PROBLEM TO WORK ON
From the entries below, report how many lines contain the string "контракт". Give only that number.

--- start ---

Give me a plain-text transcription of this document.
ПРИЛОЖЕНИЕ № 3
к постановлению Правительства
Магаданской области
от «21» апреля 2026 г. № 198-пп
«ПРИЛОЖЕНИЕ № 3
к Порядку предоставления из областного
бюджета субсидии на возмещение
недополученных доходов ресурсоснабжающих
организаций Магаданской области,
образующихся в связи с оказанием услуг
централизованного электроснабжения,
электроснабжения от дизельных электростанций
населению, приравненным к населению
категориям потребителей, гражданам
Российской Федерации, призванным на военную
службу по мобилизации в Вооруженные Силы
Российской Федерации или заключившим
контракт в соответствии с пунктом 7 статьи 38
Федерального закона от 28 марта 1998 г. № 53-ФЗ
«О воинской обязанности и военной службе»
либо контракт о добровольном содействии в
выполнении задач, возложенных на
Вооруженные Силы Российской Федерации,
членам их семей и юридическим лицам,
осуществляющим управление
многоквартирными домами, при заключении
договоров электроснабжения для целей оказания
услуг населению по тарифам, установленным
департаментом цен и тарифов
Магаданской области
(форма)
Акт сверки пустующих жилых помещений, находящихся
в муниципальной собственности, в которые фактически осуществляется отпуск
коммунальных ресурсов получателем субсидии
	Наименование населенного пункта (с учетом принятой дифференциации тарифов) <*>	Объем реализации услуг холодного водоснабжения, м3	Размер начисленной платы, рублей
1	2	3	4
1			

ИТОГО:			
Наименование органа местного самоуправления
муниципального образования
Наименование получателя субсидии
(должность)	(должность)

--- end ---

ANSWER TO THE EXERCISE
2